Dataset extract:

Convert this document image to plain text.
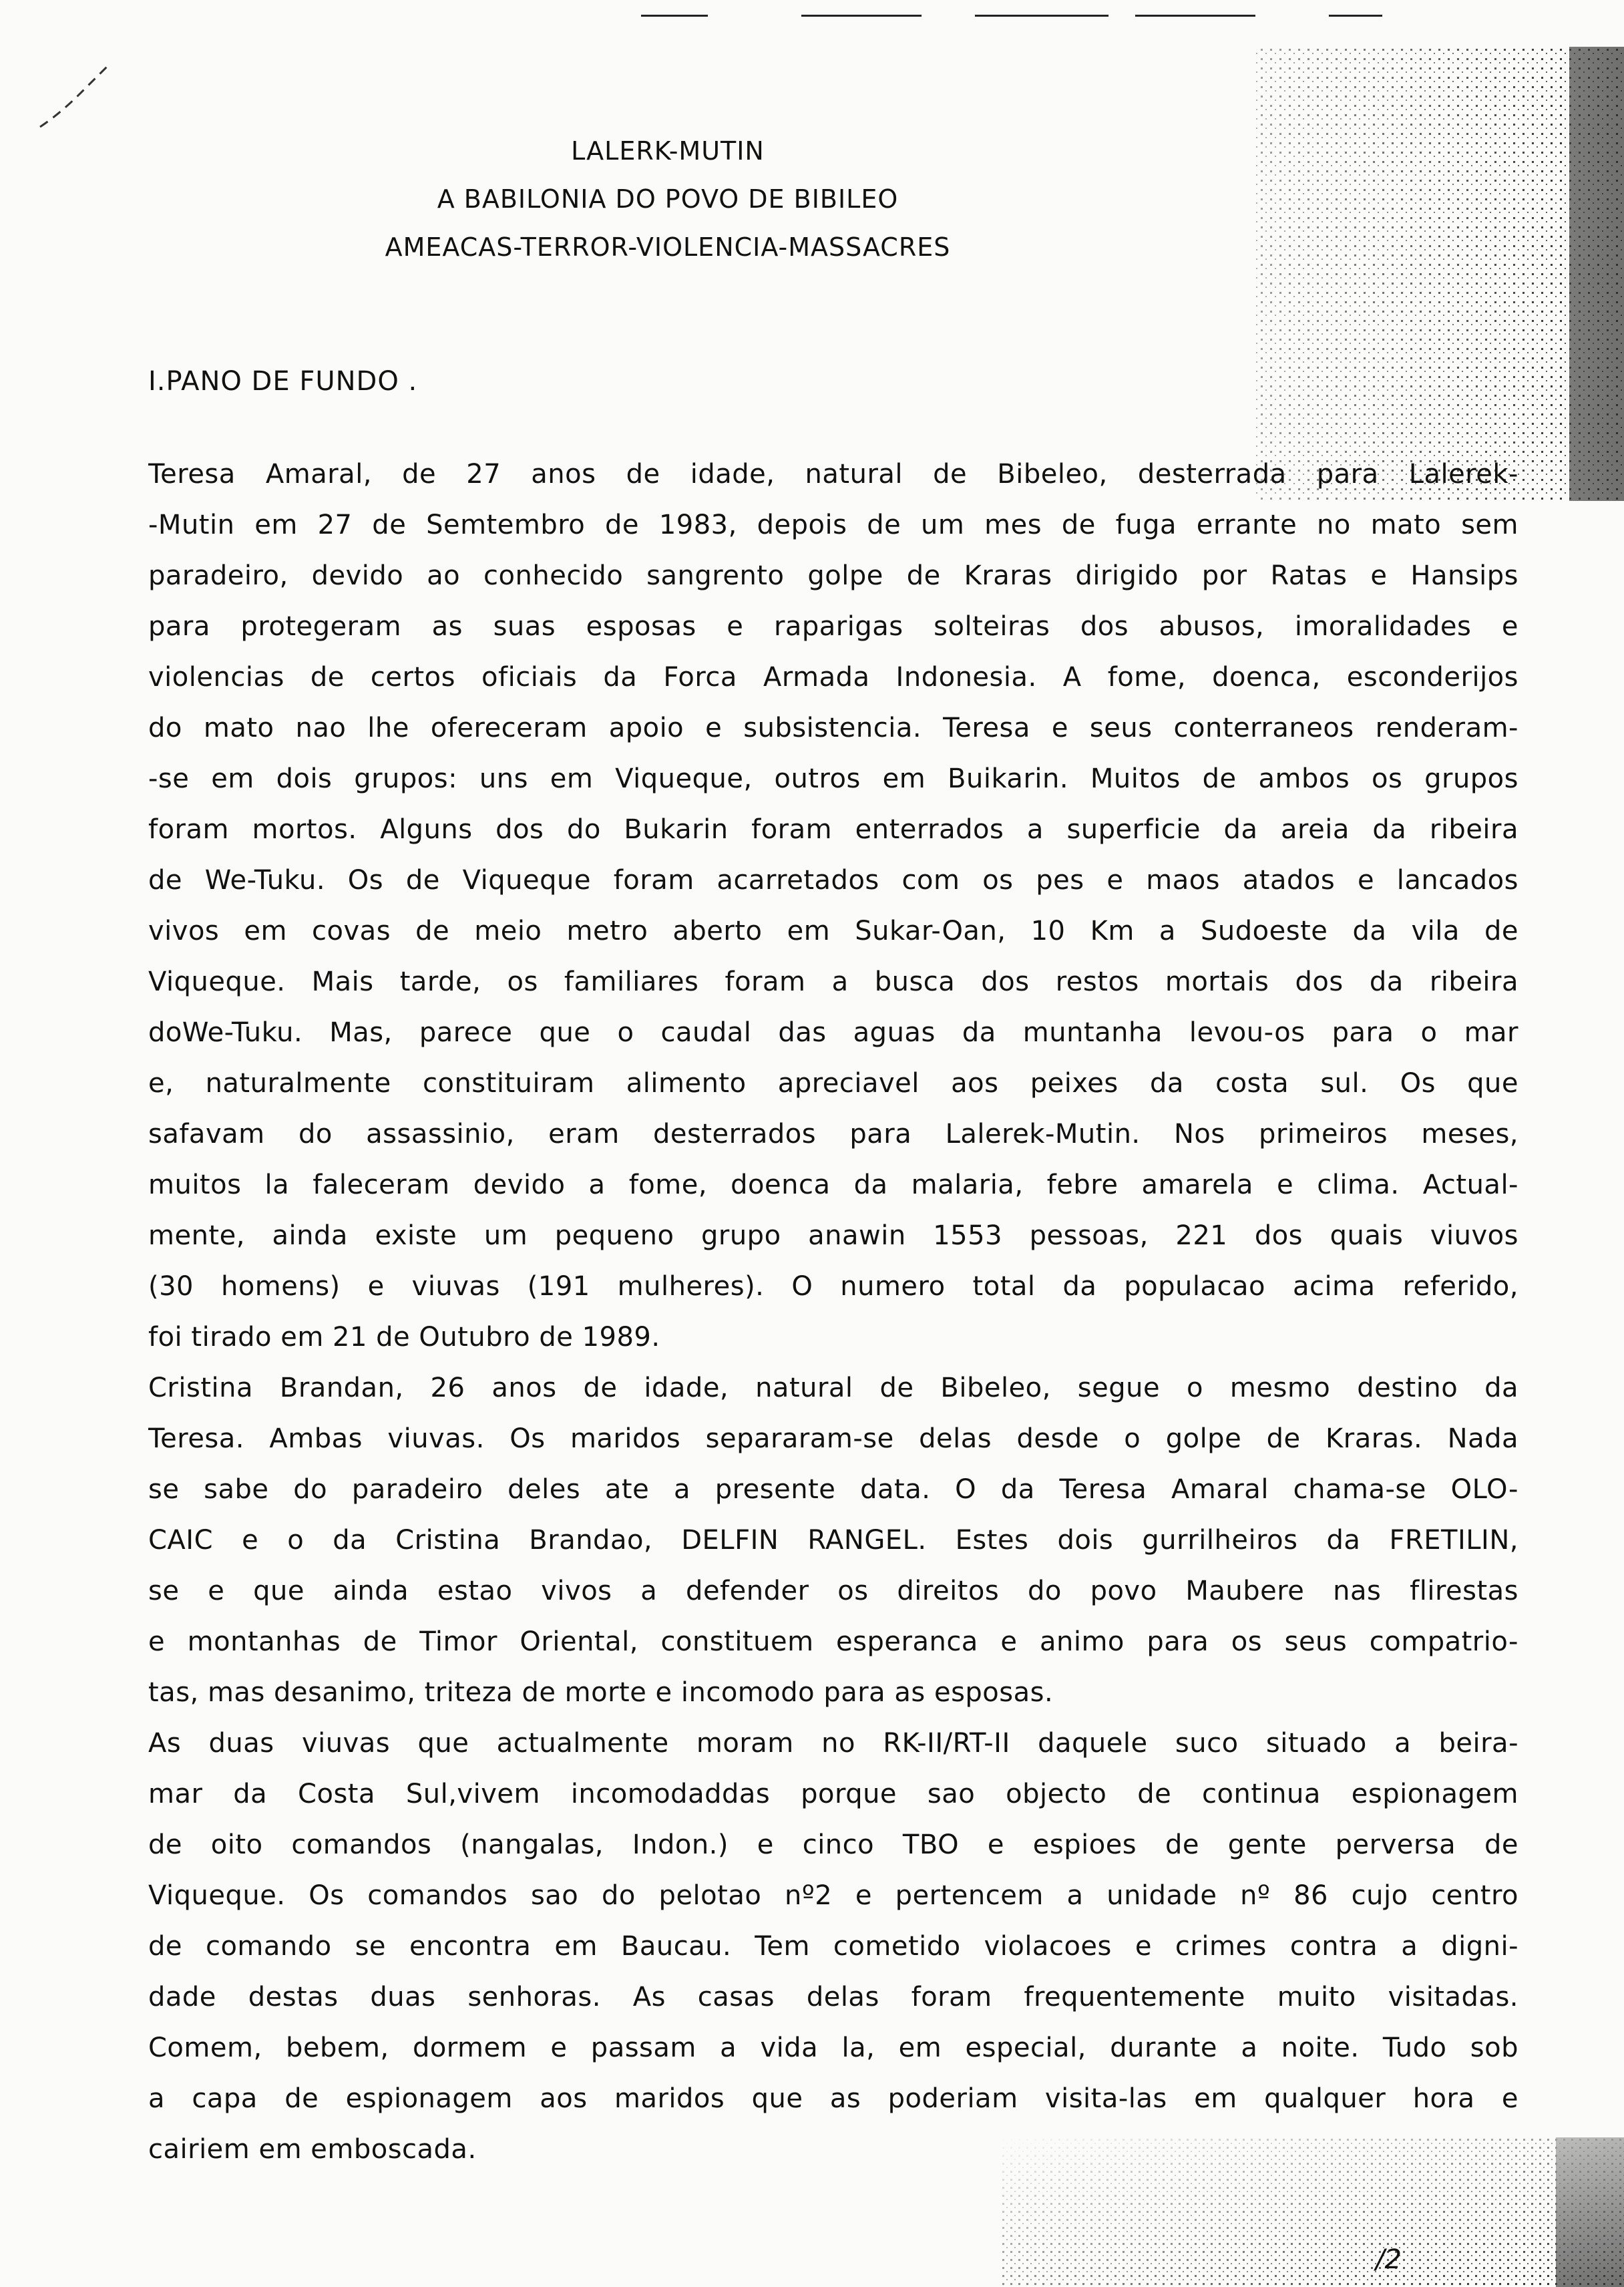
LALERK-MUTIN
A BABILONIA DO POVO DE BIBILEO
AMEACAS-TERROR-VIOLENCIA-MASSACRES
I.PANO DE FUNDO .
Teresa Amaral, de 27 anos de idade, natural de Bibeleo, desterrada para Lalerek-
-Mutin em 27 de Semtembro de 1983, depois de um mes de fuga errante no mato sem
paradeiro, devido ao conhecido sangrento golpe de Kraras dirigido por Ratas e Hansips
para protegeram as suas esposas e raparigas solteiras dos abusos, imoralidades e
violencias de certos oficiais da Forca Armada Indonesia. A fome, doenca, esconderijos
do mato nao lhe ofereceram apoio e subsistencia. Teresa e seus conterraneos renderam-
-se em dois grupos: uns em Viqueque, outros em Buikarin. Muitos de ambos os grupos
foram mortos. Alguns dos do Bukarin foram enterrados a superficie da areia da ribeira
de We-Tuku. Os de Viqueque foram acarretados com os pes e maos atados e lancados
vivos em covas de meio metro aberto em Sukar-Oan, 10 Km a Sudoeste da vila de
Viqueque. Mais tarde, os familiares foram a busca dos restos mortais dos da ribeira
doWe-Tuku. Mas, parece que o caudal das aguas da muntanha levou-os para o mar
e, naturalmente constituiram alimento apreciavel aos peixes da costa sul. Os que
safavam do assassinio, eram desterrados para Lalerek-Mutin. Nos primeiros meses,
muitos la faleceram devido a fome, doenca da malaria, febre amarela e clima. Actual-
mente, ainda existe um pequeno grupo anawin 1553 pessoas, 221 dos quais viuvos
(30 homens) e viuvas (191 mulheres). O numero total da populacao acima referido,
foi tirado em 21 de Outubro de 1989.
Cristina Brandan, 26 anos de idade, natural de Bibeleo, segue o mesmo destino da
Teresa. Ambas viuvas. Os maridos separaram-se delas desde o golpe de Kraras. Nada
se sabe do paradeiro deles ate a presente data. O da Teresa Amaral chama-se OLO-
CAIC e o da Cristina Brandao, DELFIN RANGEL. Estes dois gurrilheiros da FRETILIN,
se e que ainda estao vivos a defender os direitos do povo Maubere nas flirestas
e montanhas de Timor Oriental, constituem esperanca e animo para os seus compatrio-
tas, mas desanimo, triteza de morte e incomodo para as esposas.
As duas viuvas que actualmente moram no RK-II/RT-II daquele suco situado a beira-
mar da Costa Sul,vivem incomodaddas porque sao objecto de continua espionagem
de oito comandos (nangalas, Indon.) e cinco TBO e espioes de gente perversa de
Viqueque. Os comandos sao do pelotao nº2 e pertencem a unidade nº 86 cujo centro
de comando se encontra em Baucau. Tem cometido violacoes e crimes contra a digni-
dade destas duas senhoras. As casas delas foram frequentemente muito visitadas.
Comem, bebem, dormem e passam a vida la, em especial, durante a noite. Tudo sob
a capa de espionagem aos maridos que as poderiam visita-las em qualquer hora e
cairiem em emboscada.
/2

==

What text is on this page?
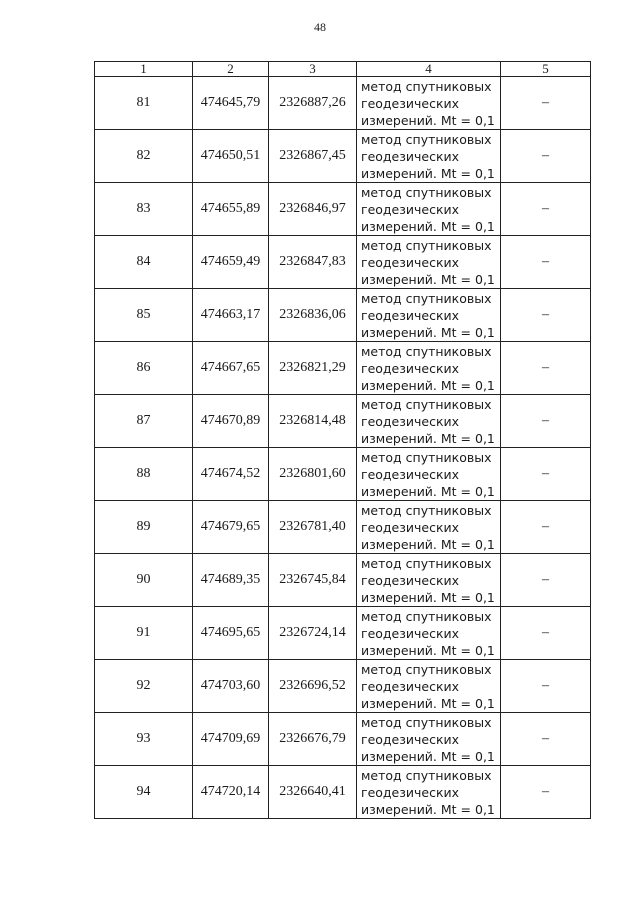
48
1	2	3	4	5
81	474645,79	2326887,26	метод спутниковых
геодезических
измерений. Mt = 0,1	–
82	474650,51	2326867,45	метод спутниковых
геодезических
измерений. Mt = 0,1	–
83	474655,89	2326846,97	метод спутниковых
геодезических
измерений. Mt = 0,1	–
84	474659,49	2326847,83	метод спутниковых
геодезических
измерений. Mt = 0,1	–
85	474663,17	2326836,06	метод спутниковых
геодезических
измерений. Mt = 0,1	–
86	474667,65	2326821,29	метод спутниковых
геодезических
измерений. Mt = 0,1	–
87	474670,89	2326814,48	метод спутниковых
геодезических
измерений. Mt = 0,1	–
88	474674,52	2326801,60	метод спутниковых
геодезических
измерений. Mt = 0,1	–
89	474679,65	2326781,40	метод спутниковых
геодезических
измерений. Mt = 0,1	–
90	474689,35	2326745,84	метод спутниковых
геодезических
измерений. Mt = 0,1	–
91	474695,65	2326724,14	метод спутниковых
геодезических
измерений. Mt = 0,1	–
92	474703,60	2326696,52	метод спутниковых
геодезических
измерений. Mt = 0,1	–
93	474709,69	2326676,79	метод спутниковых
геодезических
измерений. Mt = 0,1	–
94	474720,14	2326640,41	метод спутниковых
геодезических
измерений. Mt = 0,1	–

--

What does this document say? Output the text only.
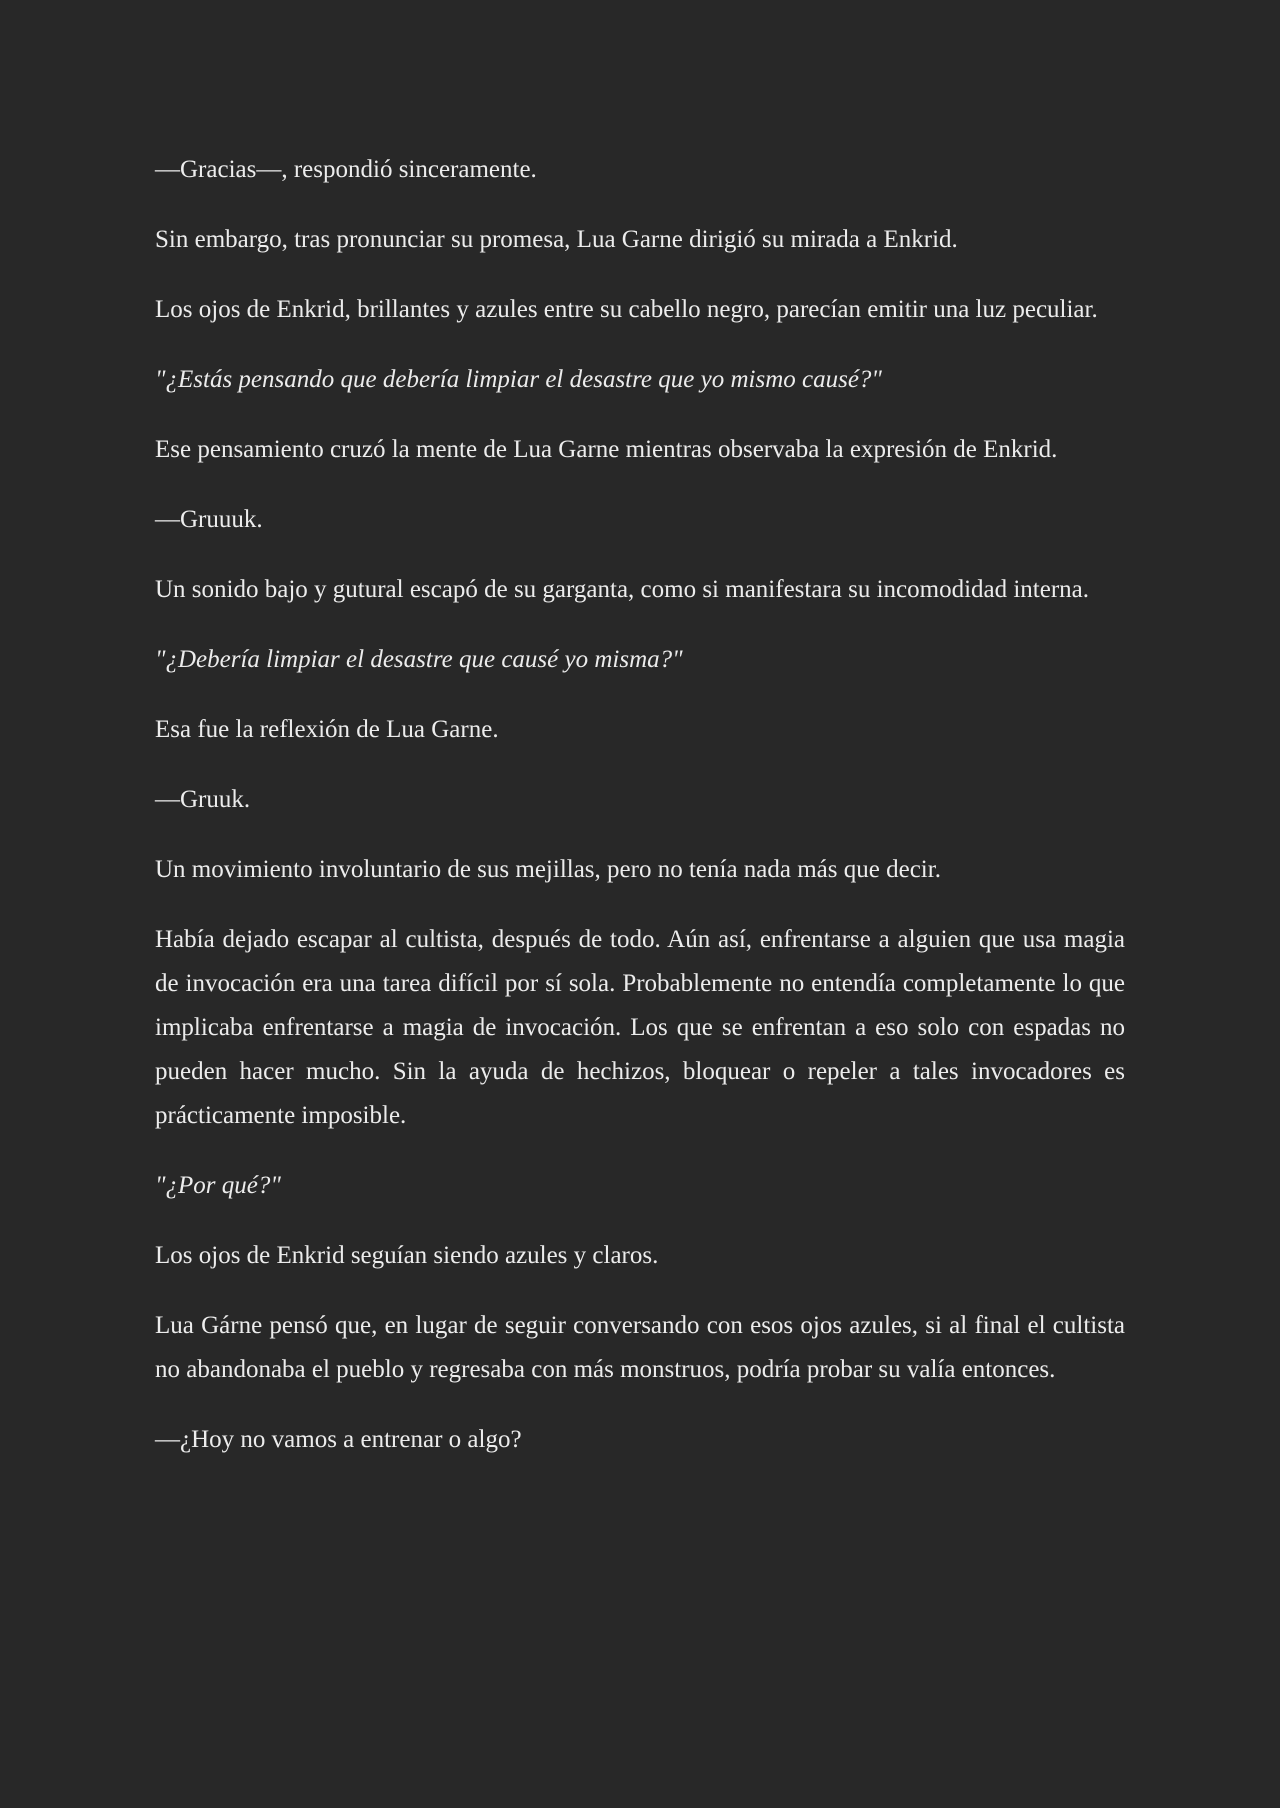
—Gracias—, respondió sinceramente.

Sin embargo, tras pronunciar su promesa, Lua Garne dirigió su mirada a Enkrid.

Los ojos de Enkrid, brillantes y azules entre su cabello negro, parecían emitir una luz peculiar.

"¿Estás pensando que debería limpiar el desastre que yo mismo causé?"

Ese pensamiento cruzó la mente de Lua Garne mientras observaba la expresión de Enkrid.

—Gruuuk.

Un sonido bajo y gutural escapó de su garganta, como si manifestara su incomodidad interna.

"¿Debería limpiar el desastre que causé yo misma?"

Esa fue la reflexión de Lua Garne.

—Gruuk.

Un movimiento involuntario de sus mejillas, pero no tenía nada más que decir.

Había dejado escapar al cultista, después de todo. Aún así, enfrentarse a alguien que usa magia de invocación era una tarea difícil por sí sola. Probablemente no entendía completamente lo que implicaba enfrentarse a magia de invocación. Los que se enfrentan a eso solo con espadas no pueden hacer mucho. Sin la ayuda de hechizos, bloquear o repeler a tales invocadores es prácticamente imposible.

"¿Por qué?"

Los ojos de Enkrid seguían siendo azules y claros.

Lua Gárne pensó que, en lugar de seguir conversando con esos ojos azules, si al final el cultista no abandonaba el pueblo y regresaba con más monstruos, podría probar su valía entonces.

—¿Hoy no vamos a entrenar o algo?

Do this:
Search the data for "ainda". Copy every line that has it.

Result of this exercise:
mente, ainda existe um pequeno grupo anawin 1553 pessoas, 221 dos quais viuvos
se e que ainda estao vivos a defender os direitos do povo Maubere nas flirestas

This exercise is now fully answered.